Input =>
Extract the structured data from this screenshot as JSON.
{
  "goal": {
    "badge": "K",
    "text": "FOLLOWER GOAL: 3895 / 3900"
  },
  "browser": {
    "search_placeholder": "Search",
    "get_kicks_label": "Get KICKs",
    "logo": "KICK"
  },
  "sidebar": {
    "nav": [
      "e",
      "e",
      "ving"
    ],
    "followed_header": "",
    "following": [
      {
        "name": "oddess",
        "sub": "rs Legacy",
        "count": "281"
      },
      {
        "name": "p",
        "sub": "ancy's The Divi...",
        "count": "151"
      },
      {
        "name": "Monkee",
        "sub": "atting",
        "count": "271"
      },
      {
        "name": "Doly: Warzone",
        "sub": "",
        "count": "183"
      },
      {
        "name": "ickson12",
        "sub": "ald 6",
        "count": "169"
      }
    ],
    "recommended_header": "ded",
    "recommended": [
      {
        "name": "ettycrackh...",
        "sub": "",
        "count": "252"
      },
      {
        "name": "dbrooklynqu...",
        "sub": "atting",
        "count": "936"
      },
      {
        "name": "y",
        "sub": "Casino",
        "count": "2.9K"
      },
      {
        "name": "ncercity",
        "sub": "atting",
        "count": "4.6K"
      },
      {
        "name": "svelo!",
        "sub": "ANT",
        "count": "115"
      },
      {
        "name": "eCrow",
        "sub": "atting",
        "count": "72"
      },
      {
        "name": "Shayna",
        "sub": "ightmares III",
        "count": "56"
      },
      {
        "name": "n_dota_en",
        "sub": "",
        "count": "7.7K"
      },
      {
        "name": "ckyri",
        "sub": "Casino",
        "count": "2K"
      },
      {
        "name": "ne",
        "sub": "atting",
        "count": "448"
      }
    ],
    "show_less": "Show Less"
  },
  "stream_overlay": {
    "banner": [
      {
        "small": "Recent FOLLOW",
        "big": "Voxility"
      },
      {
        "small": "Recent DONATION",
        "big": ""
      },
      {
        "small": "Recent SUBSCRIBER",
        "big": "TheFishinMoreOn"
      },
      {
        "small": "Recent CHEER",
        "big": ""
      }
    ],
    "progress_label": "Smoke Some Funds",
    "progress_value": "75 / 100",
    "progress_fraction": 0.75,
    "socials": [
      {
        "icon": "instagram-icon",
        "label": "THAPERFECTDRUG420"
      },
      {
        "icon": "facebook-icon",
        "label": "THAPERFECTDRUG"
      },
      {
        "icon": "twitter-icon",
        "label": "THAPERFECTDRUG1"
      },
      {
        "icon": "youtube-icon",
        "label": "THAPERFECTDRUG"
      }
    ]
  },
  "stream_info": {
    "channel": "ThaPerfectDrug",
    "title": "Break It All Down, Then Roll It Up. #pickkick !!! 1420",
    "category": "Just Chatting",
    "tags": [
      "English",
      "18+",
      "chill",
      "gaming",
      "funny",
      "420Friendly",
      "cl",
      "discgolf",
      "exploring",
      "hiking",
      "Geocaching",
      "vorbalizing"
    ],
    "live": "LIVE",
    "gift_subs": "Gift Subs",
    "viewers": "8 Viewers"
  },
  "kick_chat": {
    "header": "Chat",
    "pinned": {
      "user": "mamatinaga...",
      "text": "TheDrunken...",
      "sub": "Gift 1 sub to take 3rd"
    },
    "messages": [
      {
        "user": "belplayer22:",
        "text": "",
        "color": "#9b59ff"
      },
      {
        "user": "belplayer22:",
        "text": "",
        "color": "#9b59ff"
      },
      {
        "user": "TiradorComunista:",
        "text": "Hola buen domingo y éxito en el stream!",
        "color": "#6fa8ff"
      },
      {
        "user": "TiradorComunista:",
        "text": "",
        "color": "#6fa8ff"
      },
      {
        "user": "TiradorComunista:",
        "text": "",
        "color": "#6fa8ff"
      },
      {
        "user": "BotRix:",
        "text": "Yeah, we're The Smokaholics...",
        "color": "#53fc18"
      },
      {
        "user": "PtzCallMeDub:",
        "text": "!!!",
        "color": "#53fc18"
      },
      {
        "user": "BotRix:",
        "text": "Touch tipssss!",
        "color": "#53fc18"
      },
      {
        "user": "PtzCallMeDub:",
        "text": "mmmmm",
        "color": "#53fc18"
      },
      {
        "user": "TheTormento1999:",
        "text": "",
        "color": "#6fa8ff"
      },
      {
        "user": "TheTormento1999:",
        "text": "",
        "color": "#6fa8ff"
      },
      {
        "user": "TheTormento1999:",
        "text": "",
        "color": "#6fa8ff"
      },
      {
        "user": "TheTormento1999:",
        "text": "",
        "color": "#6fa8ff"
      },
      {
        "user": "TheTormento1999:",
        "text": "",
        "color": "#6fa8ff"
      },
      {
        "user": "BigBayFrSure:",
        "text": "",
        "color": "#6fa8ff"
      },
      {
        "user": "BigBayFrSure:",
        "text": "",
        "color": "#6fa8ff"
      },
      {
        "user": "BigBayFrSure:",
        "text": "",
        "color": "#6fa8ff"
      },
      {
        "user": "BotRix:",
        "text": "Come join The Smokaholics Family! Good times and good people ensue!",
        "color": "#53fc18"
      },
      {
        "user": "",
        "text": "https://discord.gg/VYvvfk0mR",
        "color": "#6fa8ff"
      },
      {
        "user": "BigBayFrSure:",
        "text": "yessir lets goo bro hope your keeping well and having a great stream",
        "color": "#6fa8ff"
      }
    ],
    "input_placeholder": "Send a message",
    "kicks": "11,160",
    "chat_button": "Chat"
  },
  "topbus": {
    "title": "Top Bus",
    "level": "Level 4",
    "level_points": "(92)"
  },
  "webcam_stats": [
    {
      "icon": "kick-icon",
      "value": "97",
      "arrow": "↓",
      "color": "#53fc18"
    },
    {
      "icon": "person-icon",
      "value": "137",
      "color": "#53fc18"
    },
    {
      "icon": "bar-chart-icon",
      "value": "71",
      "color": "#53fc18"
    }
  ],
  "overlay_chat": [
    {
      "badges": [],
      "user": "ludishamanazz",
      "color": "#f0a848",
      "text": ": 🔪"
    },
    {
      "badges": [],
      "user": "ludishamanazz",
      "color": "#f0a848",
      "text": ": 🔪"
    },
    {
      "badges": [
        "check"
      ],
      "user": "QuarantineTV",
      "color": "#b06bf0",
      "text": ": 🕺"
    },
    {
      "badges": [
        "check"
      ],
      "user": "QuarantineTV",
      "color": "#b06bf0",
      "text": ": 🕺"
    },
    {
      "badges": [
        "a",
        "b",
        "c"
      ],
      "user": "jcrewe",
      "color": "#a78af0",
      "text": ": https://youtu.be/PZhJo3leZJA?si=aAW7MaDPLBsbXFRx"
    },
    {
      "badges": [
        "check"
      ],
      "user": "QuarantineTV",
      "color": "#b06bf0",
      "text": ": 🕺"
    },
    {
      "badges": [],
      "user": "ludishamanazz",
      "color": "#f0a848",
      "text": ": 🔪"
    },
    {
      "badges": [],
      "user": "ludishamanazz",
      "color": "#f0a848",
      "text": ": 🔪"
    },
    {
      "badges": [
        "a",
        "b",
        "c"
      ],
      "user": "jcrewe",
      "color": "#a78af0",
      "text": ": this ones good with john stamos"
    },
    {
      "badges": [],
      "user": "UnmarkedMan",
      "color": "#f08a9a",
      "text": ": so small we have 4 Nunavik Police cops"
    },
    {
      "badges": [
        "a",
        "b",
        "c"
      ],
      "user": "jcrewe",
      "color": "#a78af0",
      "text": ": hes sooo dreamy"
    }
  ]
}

---

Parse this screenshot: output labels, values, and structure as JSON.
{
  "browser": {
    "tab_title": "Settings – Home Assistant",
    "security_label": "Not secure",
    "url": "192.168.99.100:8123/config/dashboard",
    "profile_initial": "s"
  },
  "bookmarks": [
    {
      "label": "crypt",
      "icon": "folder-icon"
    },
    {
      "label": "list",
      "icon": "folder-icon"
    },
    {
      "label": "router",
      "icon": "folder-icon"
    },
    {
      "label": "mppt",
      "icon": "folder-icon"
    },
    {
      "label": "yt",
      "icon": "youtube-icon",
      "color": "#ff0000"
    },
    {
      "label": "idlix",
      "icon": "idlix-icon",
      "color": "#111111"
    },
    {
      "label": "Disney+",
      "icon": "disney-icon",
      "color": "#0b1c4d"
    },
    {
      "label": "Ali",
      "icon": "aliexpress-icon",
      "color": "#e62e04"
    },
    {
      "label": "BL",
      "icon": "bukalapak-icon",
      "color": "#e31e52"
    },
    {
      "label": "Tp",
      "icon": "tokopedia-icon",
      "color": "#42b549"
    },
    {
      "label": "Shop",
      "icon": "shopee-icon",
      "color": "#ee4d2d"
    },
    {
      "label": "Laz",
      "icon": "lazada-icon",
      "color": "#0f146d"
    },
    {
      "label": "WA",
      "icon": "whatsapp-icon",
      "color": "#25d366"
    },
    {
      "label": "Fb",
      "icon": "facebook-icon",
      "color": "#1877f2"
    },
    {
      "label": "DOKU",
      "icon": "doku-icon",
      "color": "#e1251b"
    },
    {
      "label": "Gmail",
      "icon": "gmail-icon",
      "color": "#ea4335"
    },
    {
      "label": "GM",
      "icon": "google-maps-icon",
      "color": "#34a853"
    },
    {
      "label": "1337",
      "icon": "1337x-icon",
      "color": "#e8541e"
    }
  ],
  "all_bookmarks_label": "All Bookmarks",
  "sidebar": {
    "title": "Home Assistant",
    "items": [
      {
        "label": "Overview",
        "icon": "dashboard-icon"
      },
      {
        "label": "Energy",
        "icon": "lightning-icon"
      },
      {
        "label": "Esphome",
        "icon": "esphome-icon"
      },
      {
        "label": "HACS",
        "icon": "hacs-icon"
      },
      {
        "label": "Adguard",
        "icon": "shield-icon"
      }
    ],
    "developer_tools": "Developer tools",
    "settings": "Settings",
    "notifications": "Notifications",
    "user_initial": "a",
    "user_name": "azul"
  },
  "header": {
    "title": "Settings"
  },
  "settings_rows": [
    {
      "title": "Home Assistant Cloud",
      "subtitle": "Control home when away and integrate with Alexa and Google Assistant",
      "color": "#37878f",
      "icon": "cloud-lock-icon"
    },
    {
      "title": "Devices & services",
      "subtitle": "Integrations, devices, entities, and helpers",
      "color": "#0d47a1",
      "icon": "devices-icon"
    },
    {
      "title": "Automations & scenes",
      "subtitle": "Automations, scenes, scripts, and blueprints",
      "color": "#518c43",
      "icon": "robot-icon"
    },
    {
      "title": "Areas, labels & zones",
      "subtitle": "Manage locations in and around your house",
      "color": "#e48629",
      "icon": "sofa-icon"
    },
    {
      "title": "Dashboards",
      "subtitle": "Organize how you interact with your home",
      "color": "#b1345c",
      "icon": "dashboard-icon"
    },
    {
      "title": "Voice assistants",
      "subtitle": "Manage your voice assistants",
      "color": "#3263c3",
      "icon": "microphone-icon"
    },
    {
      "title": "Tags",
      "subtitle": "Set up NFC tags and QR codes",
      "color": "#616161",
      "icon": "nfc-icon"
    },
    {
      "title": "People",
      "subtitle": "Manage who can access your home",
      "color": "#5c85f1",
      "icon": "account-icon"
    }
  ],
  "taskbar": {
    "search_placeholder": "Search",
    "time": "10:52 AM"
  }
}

What the task asks => Show every line from the entries above in which the word "Automations" appears.

Written solution =>
      "title": "Automations & scenes",
      "subtitle": "Automations, scenes, scripts, and blueprints",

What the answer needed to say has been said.